- **Task brief**
Please reproduce the listing below, swapping "Description with numbered items" for "Numbered item description" everywhere it occurs and leaving every other word unchanged.

- **Data shown**
- - - - -

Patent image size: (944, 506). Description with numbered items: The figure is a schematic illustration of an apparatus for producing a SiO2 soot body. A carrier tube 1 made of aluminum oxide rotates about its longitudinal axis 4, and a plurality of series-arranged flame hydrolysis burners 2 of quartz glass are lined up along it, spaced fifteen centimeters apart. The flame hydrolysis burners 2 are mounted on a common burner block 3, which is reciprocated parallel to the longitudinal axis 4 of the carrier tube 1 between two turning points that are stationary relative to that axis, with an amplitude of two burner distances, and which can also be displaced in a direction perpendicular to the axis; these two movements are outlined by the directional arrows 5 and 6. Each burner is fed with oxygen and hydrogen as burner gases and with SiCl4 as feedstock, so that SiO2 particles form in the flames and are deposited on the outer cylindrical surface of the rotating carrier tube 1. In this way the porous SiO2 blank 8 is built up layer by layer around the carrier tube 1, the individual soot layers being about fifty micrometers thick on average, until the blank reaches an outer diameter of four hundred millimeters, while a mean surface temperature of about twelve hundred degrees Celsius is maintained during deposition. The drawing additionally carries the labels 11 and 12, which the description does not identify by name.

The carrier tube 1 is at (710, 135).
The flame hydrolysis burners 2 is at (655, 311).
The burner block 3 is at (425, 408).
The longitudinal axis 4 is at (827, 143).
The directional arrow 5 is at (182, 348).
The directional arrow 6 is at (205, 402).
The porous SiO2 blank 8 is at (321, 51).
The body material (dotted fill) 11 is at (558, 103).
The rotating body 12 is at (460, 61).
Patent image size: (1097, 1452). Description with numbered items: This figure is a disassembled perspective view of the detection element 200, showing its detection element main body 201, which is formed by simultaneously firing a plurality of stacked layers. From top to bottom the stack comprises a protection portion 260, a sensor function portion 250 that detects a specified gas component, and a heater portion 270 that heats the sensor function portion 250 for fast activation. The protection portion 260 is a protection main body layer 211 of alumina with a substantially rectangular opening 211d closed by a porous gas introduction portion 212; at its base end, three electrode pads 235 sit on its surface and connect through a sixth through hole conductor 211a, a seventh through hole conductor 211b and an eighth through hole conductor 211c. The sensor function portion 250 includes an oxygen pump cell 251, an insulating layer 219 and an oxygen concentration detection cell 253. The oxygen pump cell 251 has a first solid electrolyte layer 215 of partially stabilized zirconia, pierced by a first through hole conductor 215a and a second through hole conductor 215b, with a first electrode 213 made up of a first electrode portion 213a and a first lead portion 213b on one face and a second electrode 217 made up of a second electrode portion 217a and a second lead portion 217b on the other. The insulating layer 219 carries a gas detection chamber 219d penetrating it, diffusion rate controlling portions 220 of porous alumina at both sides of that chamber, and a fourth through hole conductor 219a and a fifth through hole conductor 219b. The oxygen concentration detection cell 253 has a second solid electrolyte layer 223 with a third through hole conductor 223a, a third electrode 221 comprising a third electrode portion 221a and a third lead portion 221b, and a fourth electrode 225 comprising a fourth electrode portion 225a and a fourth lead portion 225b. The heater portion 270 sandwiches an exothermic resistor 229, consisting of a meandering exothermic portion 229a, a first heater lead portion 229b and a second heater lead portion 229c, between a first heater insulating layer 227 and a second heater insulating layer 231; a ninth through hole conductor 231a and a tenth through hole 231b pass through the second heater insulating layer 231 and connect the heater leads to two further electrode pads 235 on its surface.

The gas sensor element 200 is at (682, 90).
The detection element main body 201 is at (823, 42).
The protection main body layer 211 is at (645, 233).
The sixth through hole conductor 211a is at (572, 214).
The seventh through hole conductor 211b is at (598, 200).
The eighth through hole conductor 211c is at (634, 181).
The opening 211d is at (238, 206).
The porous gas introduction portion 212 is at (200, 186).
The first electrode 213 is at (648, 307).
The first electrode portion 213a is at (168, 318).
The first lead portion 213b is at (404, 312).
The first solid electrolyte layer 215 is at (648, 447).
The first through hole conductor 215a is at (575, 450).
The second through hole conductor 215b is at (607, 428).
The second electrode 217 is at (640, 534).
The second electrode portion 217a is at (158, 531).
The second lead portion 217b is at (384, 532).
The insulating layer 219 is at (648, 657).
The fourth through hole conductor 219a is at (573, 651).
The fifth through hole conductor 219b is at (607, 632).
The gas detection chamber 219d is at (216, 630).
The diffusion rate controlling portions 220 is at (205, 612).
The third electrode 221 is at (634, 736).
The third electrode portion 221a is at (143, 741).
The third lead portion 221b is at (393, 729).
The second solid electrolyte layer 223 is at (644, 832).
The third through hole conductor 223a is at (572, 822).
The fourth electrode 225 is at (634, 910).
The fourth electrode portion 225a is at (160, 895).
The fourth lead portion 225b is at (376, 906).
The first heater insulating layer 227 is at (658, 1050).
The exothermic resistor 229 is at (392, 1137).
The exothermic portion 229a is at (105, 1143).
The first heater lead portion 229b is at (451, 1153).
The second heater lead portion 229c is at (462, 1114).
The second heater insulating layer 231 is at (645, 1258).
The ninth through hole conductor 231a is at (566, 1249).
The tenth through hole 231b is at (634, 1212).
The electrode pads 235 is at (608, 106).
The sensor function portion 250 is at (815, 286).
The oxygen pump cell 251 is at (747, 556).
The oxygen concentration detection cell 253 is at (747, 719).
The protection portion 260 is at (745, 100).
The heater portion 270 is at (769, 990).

- - - - -

- **Complete answer**
Patent image size: (944, 506). Numbered item description: The figure is a schematic illustration of an apparatus for producing a SiO2 soot body. A carrier tube 1 made of aluminum oxide rotates about its longitudinal axis 4, and a plurality of series-arranged flame hydrolysis burners 2 of quartz glass are lined up along it, spaced fifteen centimeters apart. The flame hydrolysis burners 2 are mounted on a common burner block 3, which is reciprocated parallel to the longitudinal axis 4 of the carrier tube 1 between two turning points that are stationary relative to that axis, with an amplitude of two burner distances, and which can also be displaced in a direction perpendicular to the axis; these two movements are outlined by the directional arrows 5 and 6. Each burner is fed with oxygen and hydrogen as burner gases and with SiCl4 as feedstock, so that SiO2 particles form in the flames and are deposited on the outer cylindrical surface of the rotating carrier tube 1. In this way the porous SiO2 blank 8 is built up layer by layer around the carrier tube 1, the individual soot layers being about fifty micrometers thick on average, until the blank reaches an outer diameter of four hundred millimeters, while a mean surface temperature of about twelve hundred degrees Celsius is maintained during deposition. The drawing additionally carries the labels 11 and 12, which the description does not identify by name.

The carrier tube 1 is at (710, 135).
The flame hydrolysis burners 2 is at (655, 311).
The burner block 3 is at (425, 408).
The longitudinal axis 4 is at (827, 143).
The directional arrow 5 is at (182, 348).
The directional arrow 6 is at (205, 402).
The porous SiO2 blank 8 is at (321, 51).
The body material (dotted fill) 11 is at (558, 103).
The rotating body 12 is at (460, 61).
Patent image size: (1097, 1452). Numbered item description: This figure is a disassembled perspective view of the detection element 200, showing its detection element main body 201, which is formed by simultaneously firing a plurality of stacked layers. From top to bottom the stack comprises a protection portion 260, a sensor function portion 250 that detects a specified gas component, and a heater portion 270 that heats the sensor function portion 250 for fast activation. The protection portion 260 is a protection main body layer 211 of alumina with a substantially rectangular opening 211d closed by a porous gas introduction portion 212; at its base end, three electrode pads 235 sit on its surface and connect through a sixth through hole conductor 211a, a seventh through hole conductor 211b and an eighth through hole conductor 211c. The sensor function portion 250 includes an oxygen pump cell 251, an insulating layer 219 and an oxygen concentration detection cell 253. The oxygen pump cell 251 has a first solid electrolyte layer 215 of partially stabilized zirconia, pierced by a first through hole conductor 215a and a second through hole conductor 215b, with a first electrode 213 made up of a first electrode portion 213a and a first lead portion 213b on one face and a second electrode 217 made up of a second electrode portion 217a and a second lead portion 217b on the other. The insulating layer 219 carries a gas detection chamber 219d penetrating it, diffusion rate controlling portions 220 of porous alumina at both sides of that chamber, and a fourth through hole conductor 219a and a fifth through hole conductor 219b. The oxygen concentration detection cell 253 has a second solid electrolyte layer 223 with a third through hole conductor 223a, a third electrode 221 comprising a third electrode portion 221a and a third lead portion 221b, and a fourth electrode 225 comprising a fourth electrode portion 225a and a fourth lead portion 225b. The heater portion 270 sandwiches an exothermic resistor 229, consisting of a meandering exothermic portion 229a, a first heater lead portion 229b and a second heater lead portion 229c, between a first heater insulating layer 227 and a second heater insulating layer 231; a ninth through hole conductor 231a and a tenth through hole 231b pass through the second heater insulating layer 231 and connect the heater leads to two further electrode pads 235 on its surface.

The gas sensor element 200 is at (682, 90).
The detection element main body 201 is at (823, 42).
The protection main body layer 211 is at (645, 233).
The sixth through hole conductor 211a is at (572, 214).
The seventh through hole conductor 211b is at (598, 200).
The eighth through hole conductor 211c is at (634, 181).
The opening 211d is at (238, 206).
The porous gas introduction portion 212 is at (200, 186).
The first electrode 213 is at (648, 307).
The first electrode portion 213a is at (168, 318).
The first lead portion 213b is at (404, 312).
The first solid electrolyte layer 215 is at (648, 447).
The first through hole conductor 215a is at (575, 450).
The second through hole conductor 215b is at (607, 428).
The second electrode 217 is at (640, 534).
The second electrode portion 217a is at (158, 531).
The second lead portion 217b is at (384, 532).
The insulating layer 219 is at (648, 657).
The fourth through hole conductor 219a is at (573, 651).
The fifth through hole conductor 219b is at (607, 632).
The gas detection chamber 219d is at (216, 630).
The diffusion rate controlling portions 220 is at (205, 612).
The third electrode 221 is at (634, 736).
The third electrode portion 221a is at (143, 741).
The third lead portion 221b is at (393, 729).
The second solid electrolyte layer 223 is at (644, 832).
The third through hole conductor 223a is at (572, 822).
The fourth electrode 225 is at (634, 910).
The fourth electrode portion 225a is at (160, 895).
The fourth lead portion 225b is at (376, 906).
The first heater insulating layer 227 is at (658, 1050).
The exothermic resistor 229 is at (392, 1137).
The exothermic portion 229a is at (105, 1143).
The first heater lead portion 229b is at (451, 1153).
The second heater lead portion 229c is at (462, 1114).
The second heater insulating layer 231 is at (645, 1258).
The ninth through hole conductor 231a is at (566, 1249).
The tenth through hole 231b is at (634, 1212).
The electrode pads 235 is at (608, 106).
The sensor function portion 250 is at (815, 286).
The oxygen pump cell 251 is at (747, 556).
The oxygen concentration detection cell 253 is at (747, 719).
The protection portion 260 is at (745, 100).
The heater portion 270 is at (769, 990).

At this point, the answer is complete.